* **WHAT YOU NEED TO DO**:
Copy each line of the entries beneath that contains the word "this".

* **STORED ROWS**:

****************************************

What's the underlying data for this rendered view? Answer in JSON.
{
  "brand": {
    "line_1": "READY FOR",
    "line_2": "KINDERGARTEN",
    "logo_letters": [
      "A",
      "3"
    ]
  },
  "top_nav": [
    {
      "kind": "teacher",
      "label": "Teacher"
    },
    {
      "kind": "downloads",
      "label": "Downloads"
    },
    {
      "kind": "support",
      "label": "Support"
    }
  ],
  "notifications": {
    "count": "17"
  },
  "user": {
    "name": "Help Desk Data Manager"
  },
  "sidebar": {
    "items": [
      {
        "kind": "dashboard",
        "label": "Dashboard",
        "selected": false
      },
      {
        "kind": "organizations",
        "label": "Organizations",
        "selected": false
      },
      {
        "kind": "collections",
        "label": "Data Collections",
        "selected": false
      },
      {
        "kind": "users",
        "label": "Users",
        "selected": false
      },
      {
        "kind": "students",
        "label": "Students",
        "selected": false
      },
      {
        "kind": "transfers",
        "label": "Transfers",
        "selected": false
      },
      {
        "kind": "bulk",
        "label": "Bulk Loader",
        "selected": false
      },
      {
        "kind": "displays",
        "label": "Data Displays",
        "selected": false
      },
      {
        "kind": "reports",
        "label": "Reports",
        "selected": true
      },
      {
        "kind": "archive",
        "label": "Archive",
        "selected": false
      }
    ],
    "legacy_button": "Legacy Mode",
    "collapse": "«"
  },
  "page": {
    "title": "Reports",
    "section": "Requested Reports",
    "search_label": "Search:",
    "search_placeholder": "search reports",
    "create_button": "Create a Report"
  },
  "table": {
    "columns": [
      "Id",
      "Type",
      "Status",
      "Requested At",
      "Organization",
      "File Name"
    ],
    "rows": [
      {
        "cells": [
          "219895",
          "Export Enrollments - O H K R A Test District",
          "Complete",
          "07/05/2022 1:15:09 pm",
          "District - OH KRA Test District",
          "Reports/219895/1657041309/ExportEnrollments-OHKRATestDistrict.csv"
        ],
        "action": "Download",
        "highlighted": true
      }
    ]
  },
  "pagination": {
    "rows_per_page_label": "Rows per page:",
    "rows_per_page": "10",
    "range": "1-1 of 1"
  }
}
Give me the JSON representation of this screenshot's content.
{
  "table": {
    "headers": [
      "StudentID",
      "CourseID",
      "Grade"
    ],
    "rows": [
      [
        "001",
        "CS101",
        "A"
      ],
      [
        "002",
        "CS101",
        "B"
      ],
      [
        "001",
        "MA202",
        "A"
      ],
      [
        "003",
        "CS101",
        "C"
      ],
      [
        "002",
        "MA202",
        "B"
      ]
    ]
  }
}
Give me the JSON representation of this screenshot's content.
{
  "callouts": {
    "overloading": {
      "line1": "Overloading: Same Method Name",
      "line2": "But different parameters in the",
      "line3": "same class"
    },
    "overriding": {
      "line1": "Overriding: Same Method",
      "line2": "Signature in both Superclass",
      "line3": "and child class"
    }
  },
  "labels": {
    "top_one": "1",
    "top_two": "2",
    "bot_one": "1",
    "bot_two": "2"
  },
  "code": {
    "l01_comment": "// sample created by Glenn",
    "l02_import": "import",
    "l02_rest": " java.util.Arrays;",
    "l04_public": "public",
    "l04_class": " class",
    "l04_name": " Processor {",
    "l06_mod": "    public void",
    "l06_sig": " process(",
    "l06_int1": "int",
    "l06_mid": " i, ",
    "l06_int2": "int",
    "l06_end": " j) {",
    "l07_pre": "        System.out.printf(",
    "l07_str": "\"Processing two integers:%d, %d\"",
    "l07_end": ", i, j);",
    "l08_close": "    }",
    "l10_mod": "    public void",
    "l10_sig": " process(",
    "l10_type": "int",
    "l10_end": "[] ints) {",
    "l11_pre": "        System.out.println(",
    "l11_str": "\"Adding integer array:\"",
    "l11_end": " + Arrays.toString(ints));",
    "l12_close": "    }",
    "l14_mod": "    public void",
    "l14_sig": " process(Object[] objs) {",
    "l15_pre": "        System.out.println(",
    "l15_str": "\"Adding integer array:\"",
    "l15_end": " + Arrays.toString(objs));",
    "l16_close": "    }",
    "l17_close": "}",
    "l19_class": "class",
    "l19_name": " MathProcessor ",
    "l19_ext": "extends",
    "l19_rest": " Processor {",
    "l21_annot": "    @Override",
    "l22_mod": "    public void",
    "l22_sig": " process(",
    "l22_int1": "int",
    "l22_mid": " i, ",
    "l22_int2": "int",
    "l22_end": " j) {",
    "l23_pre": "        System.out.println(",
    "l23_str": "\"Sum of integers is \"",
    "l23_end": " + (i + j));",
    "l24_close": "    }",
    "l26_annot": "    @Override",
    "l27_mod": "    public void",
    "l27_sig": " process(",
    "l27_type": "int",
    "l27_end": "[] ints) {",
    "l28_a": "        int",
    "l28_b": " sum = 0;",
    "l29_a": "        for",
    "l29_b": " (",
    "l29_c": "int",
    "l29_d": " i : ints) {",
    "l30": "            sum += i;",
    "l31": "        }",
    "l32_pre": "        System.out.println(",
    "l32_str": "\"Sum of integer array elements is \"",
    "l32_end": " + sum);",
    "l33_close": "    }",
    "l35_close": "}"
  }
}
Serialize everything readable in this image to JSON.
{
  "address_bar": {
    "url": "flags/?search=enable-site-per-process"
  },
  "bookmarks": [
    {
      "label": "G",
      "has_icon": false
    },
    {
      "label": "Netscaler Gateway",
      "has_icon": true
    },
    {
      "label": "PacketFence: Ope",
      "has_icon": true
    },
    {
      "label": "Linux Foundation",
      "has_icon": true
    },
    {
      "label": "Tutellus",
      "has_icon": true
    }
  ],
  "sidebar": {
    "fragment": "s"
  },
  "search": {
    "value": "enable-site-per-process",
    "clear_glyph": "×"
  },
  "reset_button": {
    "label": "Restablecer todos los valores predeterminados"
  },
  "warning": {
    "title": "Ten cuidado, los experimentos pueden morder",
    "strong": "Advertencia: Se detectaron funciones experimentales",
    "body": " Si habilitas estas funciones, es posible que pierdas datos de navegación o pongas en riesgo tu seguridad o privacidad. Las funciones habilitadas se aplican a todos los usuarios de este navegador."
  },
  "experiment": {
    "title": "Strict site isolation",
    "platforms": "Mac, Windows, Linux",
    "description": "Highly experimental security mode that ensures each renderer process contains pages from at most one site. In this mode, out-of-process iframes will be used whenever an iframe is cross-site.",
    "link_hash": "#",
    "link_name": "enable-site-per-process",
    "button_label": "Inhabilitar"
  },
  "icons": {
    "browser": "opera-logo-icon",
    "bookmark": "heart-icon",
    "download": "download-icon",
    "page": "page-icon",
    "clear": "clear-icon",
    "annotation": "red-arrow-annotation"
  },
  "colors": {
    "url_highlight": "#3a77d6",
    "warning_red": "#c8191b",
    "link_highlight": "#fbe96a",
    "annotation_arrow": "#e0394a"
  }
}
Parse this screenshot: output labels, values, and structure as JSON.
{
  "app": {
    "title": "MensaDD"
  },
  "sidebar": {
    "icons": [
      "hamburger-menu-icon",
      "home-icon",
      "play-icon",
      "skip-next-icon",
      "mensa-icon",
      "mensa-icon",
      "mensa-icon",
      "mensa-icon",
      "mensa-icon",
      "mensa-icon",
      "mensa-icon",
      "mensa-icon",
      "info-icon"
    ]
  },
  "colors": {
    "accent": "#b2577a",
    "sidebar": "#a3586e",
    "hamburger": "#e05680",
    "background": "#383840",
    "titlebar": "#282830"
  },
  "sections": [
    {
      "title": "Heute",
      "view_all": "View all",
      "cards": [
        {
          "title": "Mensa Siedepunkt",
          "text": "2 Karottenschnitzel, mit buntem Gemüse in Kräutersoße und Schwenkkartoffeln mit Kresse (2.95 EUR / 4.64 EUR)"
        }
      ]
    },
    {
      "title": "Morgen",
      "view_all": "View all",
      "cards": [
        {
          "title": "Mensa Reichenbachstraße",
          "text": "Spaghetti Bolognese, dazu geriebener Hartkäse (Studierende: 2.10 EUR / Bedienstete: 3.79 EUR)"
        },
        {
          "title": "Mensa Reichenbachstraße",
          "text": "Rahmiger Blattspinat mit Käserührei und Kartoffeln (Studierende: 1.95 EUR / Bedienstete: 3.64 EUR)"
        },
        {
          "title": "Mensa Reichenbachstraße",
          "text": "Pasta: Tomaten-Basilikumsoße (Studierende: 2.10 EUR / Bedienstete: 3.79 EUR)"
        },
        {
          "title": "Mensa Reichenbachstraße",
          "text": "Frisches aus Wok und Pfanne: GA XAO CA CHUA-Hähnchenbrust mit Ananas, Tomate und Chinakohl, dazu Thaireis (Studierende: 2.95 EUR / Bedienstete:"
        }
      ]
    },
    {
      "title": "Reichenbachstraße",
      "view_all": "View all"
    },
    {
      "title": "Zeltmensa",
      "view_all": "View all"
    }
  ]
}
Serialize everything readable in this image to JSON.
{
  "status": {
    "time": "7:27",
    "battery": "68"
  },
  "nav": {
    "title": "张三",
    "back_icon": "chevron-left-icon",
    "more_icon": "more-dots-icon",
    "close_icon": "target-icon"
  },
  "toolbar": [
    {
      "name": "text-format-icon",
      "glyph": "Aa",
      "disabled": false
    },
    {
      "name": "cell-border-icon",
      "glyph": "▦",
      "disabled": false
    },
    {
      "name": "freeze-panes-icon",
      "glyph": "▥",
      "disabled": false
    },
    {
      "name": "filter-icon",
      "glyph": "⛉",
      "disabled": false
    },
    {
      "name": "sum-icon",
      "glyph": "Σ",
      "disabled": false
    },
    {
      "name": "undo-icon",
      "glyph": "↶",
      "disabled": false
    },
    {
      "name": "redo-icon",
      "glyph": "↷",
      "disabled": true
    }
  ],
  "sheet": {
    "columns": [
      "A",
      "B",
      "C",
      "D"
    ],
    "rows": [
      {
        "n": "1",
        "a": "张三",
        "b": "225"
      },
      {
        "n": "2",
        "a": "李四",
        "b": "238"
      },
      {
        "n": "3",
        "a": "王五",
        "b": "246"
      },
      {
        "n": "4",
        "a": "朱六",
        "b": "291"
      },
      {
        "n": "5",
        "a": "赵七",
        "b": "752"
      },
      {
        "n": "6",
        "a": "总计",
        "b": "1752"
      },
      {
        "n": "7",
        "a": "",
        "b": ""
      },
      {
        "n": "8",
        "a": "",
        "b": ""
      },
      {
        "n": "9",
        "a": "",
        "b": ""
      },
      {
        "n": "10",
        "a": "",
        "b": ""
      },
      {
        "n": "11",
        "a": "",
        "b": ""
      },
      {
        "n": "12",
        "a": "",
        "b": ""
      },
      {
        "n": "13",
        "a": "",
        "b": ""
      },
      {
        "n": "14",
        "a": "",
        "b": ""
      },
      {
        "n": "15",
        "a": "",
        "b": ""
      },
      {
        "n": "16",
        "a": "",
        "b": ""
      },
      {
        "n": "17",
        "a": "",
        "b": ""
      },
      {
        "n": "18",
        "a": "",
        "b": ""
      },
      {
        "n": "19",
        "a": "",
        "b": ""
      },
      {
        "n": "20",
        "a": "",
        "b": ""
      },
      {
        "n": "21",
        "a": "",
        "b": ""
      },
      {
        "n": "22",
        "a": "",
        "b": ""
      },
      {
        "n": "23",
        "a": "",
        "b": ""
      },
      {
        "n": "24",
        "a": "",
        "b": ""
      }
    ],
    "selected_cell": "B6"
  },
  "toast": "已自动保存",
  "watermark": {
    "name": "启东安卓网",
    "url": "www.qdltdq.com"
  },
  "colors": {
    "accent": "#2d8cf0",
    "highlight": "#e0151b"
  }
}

****************************************

* **THE SOLUTION**:
What's the underlying data for this rendered view? Answer in JSON.
Give me the JSON representation of this screenshot's content.
Give me the JSON representation of this screenshot's content.
Serialize everything readable in this image to JSON.
    "description": "Highly experimental security mode that ensures each renderer process contains pages from at most one site. In this mode, out-of-process iframes will be used whenever an iframe is cross-site.",
Parse this screenshot: output labels, values, and structure as JSON.
Serialize everything readable in this image to JSON.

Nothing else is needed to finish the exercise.